Reproduce the records that follow in full, excluding any picture they contain.

──────── DATA FOR THIS EXERCISE ────────

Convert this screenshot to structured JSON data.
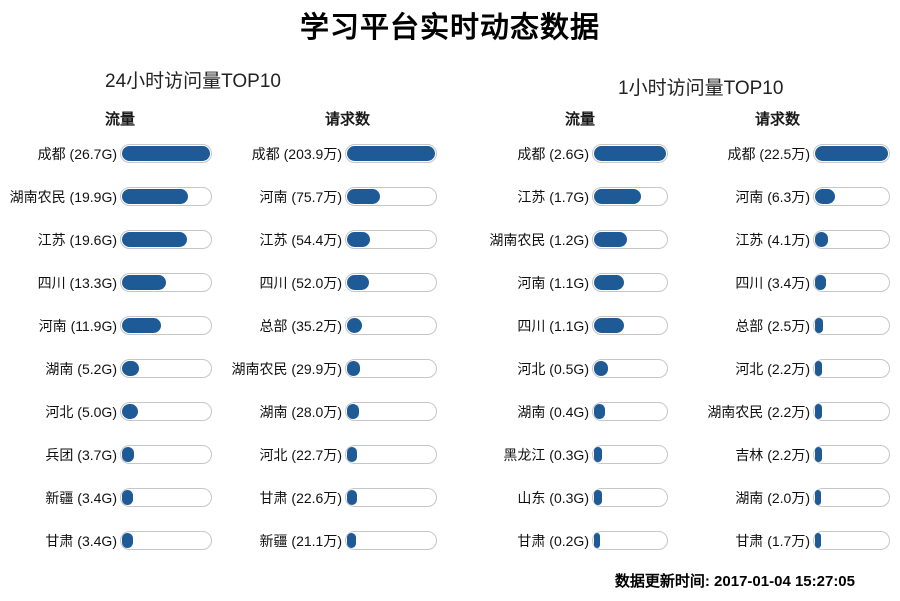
{
  "page_title": "学习平台实时动态数据",
  "colors": {
    "bar_fill": "#1d5a96",
    "track_border": "#c6c6c6",
    "background": "#ffffff"
  },
  "sections": [
    {
      "title": "24小时访问量TOP10",
      "columns": [
        {
          "header": "流量",
          "max": 26.7,
          "rows": [
            {
              "label": "成都 (26.7G)",
              "name": "成都",
              "value": 26.7
            },
            {
              "label": "湖南农民 (19.9G)",
              "name": "湖南农民",
              "value": 19.9
            },
            {
              "label": "江苏 (19.6G)",
              "name": "江苏",
              "value": 19.6
            },
            {
              "label": "四川 (13.3G)",
              "name": "四川",
              "value": 13.3
            },
            {
              "label": "河南 (11.9G)",
              "name": "河南",
              "value": 11.9
            },
            {
              "label": "湖南 (5.2G)",
              "name": "湖南",
              "value": 5.2
            },
            {
              "label": "河北 (5.0G)",
              "name": "河北",
              "value": 5.0
            },
            {
              "label": "兵团 (3.7G)",
              "name": "兵团",
              "value": 3.7
            },
            {
              "label": "新疆 (3.4G)",
              "name": "新疆",
              "value": 3.4
            },
            {
              "label": "甘肃 (3.4G)",
              "name": "甘肃",
              "value": 3.4
            }
          ]
        },
        {
          "header": "请求数",
          "max": 203.9,
          "rows": [
            {
              "label": "成都 (203.9万)",
              "name": "成都",
              "value": 203.9
            },
            {
              "label": "河南 (75.7万)",
              "name": "河南",
              "value": 75.7
            },
            {
              "label": "江苏 (54.4万)",
              "name": "江苏",
              "value": 54.4
            },
            {
              "label": "四川 (52.0万)",
              "name": "四川",
              "value": 52.0
            },
            {
              "label": "总部 (35.2万)",
              "name": "总部",
              "value": 35.2
            },
            {
              "label": "湖南农民 (29.9万)",
              "name": "湖南农民",
              "value": 29.9
            },
            {
              "label": "湖南 (28.0万)",
              "name": "湖南",
              "value": 28.0
            },
            {
              "label": "河北 (22.7万)",
              "name": "河北",
              "value": 22.7
            },
            {
              "label": "甘肃 (22.6万)",
              "name": "甘肃",
              "value": 22.6
            },
            {
              "label": "新疆 (21.1万)",
              "name": "新疆",
              "value": 21.1
            }
          ]
        }
      ]
    },
    {
      "title": "1小时访问量TOP10",
      "columns": [
        {
          "header": "流量",
          "max": 2.6,
          "rows": [
            {
              "label": "成都 (2.6G)",
              "name": "成都",
              "value": 2.6
            },
            {
              "label": "江苏 (1.7G)",
              "name": "江苏",
              "value": 1.7
            },
            {
              "label": "湖南农民 (1.2G)",
              "name": "湖南农民",
              "value": 1.2
            },
            {
              "label": "河南 (1.1G)",
              "name": "河南",
              "value": 1.1
            },
            {
              "label": "四川 (1.1G)",
              "name": "四川",
              "value": 1.1
            },
            {
              "label": "河北 (0.5G)",
              "name": "河北",
              "value": 0.5
            },
            {
              "label": "湖南 (0.4G)",
              "name": "湖南",
              "value": 0.4
            },
            {
              "label": "黑龙江 (0.3G)",
              "name": "黑龙江",
              "value": 0.3
            },
            {
              "label": "山东 (0.3G)",
              "name": "山东",
              "value": 0.3
            },
            {
              "label": "甘肃 (0.2G)",
              "name": "甘肃",
              "value": 0.2
            }
          ]
        },
        {
          "header": "请求数",
          "max": 22.5,
          "rows": [
            {
              "label": "成都 (22.5万)",
              "name": "成都",
              "value": 22.5
            },
            {
              "label": "河南 (6.3万)",
              "name": "河南",
              "value": 6.3
            },
            {
              "label": "江苏 (4.1万)",
              "name": "江苏",
              "value": 4.1
            },
            {
              "label": "四川 (3.4万)",
              "name": "四川",
              "value": 3.4
            },
            {
              "label": "总部 (2.5万)",
              "name": "总部",
              "value": 2.5
            },
            {
              "label": "河北 (2.2万)",
              "name": "河北",
              "value": 2.2
            },
            {
              "label": "湖南农民 (2.2万)",
              "name": "湖南农民",
              "value": 2.2
            },
            {
              "label": "吉林 (2.2万)",
              "name": "吉林",
              "value": 2.2
            },
            {
              "label": "湖南 (2.0万)",
              "name": "湖南",
              "value": 2.0
            },
            {
              "label": "甘肃 (1.7万)",
              "name": "甘肃",
              "value": 1.7
            }
          ]
        }
      ]
    }
  ],
  "footer": {
    "text": "数据更新时间: 2017-01-04 15:27:05"
  },
  "chart_data": [
    {
      "type": "bar",
      "title": "24小时访问量TOP10 - 流量",
      "orientation": "horizontal",
      "unit": "G",
      "categories": [
        "成都",
        "湖南农民",
        "江苏",
        "四川",
        "河南",
        "湖南",
        "河北",
        "兵团",
        "新疆",
        "甘肃"
      ],
      "values": [
        26.7,
        19.9,
        19.6,
        13.3,
        11.9,
        5.2,
        5.0,
        3.7,
        3.4,
        3.4
      ],
      "xlim": [
        0,
        26.7
      ]
    },
    {
      "type": "bar",
      "title": "24小时访问量TOP10 - 请求数",
      "orientation": "horizontal",
      "unit": "万",
      "categories": [
        "成都",
        "河南",
        "江苏",
        "四川",
        "总部",
        "湖南农民",
        "湖南",
        "河北",
        "甘肃",
        "新疆"
      ],
      "values": [
        203.9,
        75.7,
        54.4,
        52.0,
        35.2,
        29.9,
        28.0,
        22.7,
        22.6,
        21.1
      ],
      "xlim": [
        0,
        203.9
      ]
    },
    {
      "type": "bar",
      "title": "1小时访问量TOP10 - 流量",
      "orientation": "horizontal",
      "unit": "G",
      "categories": [
        "成都",
        "江苏",
        "湖南农民",
        "河南",
        "四川",
        "河北",
        "湖南",
        "黑龙江",
        "山东",
        "甘肃"
      ],
      "values": [
        2.6,
        1.7,
        1.2,
        1.1,
        1.1,
        0.5,
        0.4,
        0.3,
        0.3,
        0.2
      ],
      "xlim": [
        0,
        2.6
      ]
    },
    {
      "type": "bar",
      "title": "1小时访问量TOP10 - 请求数",
      "orientation": "horizontal",
      "unit": "万",
      "categories": [
        "成都",
        "河南",
        "江苏",
        "四川",
        "总部",
        "河北",
        "湖南农民",
        "吉林",
        "湖南",
        "甘肃"
      ],
      "values": [
        22.5,
        6.3,
        4.1,
        3.4,
        2.5,
        2.2,
        2.2,
        2.2,
        2.0,
        1.7
      ],
      "xlim": [
        0,
        22.5
      ]
    }
  ]
}
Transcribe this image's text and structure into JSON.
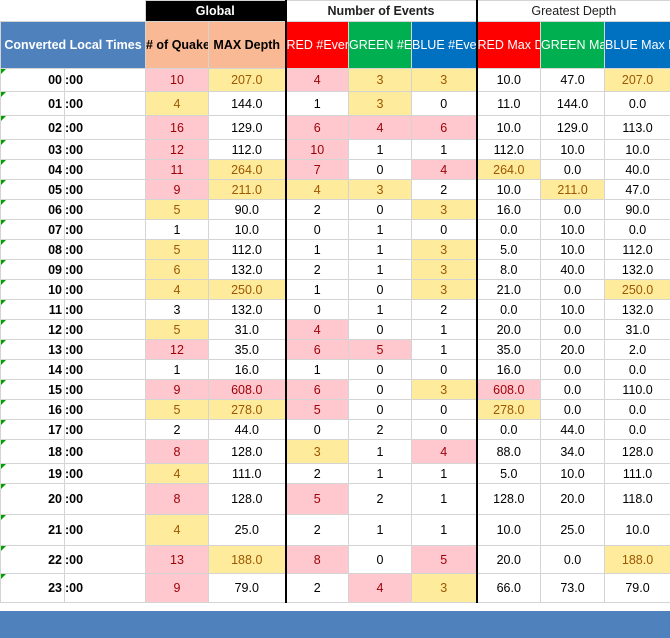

────────

WRITTEN SOLUTION →
Convert this screenshot to structured JSON data.
{
  "page_title": "学习平台实时动态数据",
  "colors": {
    "bar_fill": "#1d5a96",
    "track_border": "#c6c6c6",
    "background": "#ffffff"
  },
  "sections": [
    {
      "title": "24小时访问量TOP10",
      "columns": [
        {
          "header": "流量",
          "max": 26.7,
          "rows": [
            {
              "label": "成都 (26.7G)",
              "name": "成都",
              "value": 26.7
            },
            {
              "label": "湖南农民 (19.9G)",
              "name": "湖南农民",
              "value": 19.9
            },
            {
              "label": "江苏 (19.6G)",
              "name": "江苏",
              "value": 19.6
            },
            {
              "label": "四川 (13.3G)",
              "name": "四川",
              "value": 13.3
            },
            {
              "label": "河南 (11.9G)",
              "name": "河南",
              "value": 11.9
            },
            {
              "label": "湖南 (5.2G)",
              "name": "湖南",
              "value": 5.2
            },
            {
              "label": "河北 (5.0G)",
              "name": "河北",
              "value": 5.0
            },
            {
              "label": "兵团 (3.7G)",
              "name": "兵团",
              "value": 3.7
            },
            {
              "label": "新疆 (3.4G)",
              "name": "新疆",
              "value": 3.4
            },
            {
              "label": "甘肃 (3.4G)",
              "name": "甘肃",
              "value": 3.4
            }
          ]
        },
        {
          "header": "请求数",
          "max": 203.9,
          "rows": [
            {
              "label": "成都 (203.9万)",
              "name": "成都",
              "value": 203.9
            },
            {
              "label": "河南 (75.7万)",
              "name": "河南",
              "value": 75.7
            },
            {
              "label": "江苏 (54.4万)",
              "name": "江苏",
              "value": 54.4
            },
            {
              "label": "四川 (52.0万)",
              "name": "四川",
              "value": 52.0
            },
            {
              "label": "总部 (35.2万)",
              "name": "总部",
              "value": 35.2
            },
            {
              "label": "湖南农民 (29.9万)",
              "name": "湖南农民",
              "value": 29.9
            },
            {
              "label": "湖南 (28.0万)",
              "name": "湖南",
              "value": 28.0
            },
            {
              "label": "河北 (22.7万)",
              "name": "河北",
              "value": 22.7
            },
            {
              "label": "甘肃 (22.6万)",
              "name": "甘肃",
              "value": 22.6
            },
            {
              "label": "新疆 (21.1万)",
              "name": "新疆",
              "value": 21.1
            }
          ]
        }
      ]
    },
    {
      "title": "1小时访问量TOP10",
      "columns": [
        {
          "header": "流量",
          "max": 2.6,
          "rows": [
            {
              "label": "成都 (2.6G)",
              "name": "成都",
              "value": 2.6
            },
            {
              "label": "江苏 (1.7G)",
              "name": "江苏",
              "value": 1.7
            },
            {
              "label": "湖南农民 (1.2G)",
              "name": "湖南农民",
              "value": 1.2
            },
            {
              "label": "河南 (1.1G)",
              "name": "河南",
              "value": 1.1
            },
            {
              "label": "四川 (1.1G)",
              "name": "四川",
              "value": 1.1
            },
            {
              "label": "河北 (0.5G)",
              "name": "河北",
              "value": 0.5
            },
            {
              "label": "湖南 (0.4G)",
              "name": "湖南",
              "value": 0.4
            },
            {
              "label": "黑龙江 (0.3G)",
              "name": "黑龙江",
              "value": 0.3
            },
            {
              "label": "山东 (0.3G)",
              "name": "山东",
              "value": 0.3
            },
            {
              "label": "甘肃 (0.2G)",
              "name": "甘肃",
              "value": 0.2
            }
          ]
        },
        {
          "header": "请求数",
          "max": 22.5,
          "rows": [
            {
              "label": "成都 (22.5万)",
              "name": "成都",
              "value": 22.5
            },
            {
              "label": "河南 (6.3万)",
              "name": "河南",
              "value": 6.3
            },
            {
              "label": "江苏 (4.1万)",
              "name": "江苏",
              "value": 4.1
            },
            {
              "label": "四川 (3.4万)",
              "name": "四川",
              "value": 3.4
            },
            {
              "label": "总部 (2.5万)",
              "name": "总部",
              "value": 2.5
            },
            {
              "label": "河北 (2.2万)",
              "name": "河北",
              "value": 2.2
            },
            {
              "label": "湖南农民 (2.2万)",
              "name": "湖南农民",
              "value": 2.2
            },
            {
              "label": "吉林 (2.2万)",
              "name": "吉林",
              "value": 2.2
            },
            {
              "label": "湖南 (2.0万)",
              "name": "湖南",
              "value": 2.0
            },
            {
              "label": "甘肃 (1.7万)",
              "name": "甘肃",
              "value": 1.7
            }
          ]
        }
      ]
    }
  ],
  "footer": {
    "text": "数据更新时间: 2017-01-04 15:27:05"
  },
  "chart_data": [
    {
      "type": "bar",
      "title": "24小时访问量TOP10 - 流量",
      "orientation": "horizontal",
      "unit": "G",
      "categories": [
        "成都",
        "湖南农民",
        "江苏",
        "四川",
        "河南",
        "湖南",
        "河北",
        "兵团",
        "新疆",
        "甘肃"
      ],
      "values": [
        26.7,
        19.9,
        19.6,
        13.3,
        11.9,
        5.2,
        5.0,
        3.7,
        3.4,
        3.4
      ],
      "xlim": [
        0,
        26.7
      ]
    },
    {
      "type": "bar",
      "title": "24小时访问量TOP10 - 请求数",
      "orientation": "horizontal",
      "unit": "万",
      "categories": [
        "成都",
        "河南",
        "江苏",
        "四川",
        "总部",
        "湖南农民",
        "湖南",
        "河北",
        "甘肃",
        "新疆"
      ],
      "values": [
        203.9,
        75.7,
        54.4,
        52.0,
        35.2,
        29.9,
        28.0,
        22.7,
        22.6,
        21.1
      ],
      "xlim": [
        0,
        203.9
      ]
    },
    {
      "type": "bar",
      "title": "1小时访问量TOP10 - 流量",
      "orientation": "horizontal",
      "unit": "G",
      "categories": [
        "成都",
        "江苏",
        "湖南农民",
        "河南",
        "四川",
        "河北",
        "湖南",
        "黑龙江",
        "山东",
        "甘肃"
      ],
      "values": [
        2.6,
        1.7,
        1.2,
        1.1,
        1.1,
        0.5,
        0.4,
        0.3,
        0.3,
        0.2
      ],
      "xlim": [
        0,
        2.6
      ]
    },
    {
      "type": "bar",
      "title": "1小时访问量TOP10 - 请求数",
      "orientation": "horizontal",
      "unit": "万",
      "categories": [
        "成都",
        "河南",
        "江苏",
        "四川",
        "总部",
        "河北",
        "湖南农民",
        "吉林",
        "湖南",
        "甘肃"
      ],
      "values": [
        22.5,
        6.3,
        4.1,
        3.4,
        2.5,
        2.2,
        2.2,
        2.2,
        2.0,
        1.7
      ],
      "xlim": [
        0,
        22.5
      ]
    }
  ]
}
Transcribe this image's text and structure into JSON.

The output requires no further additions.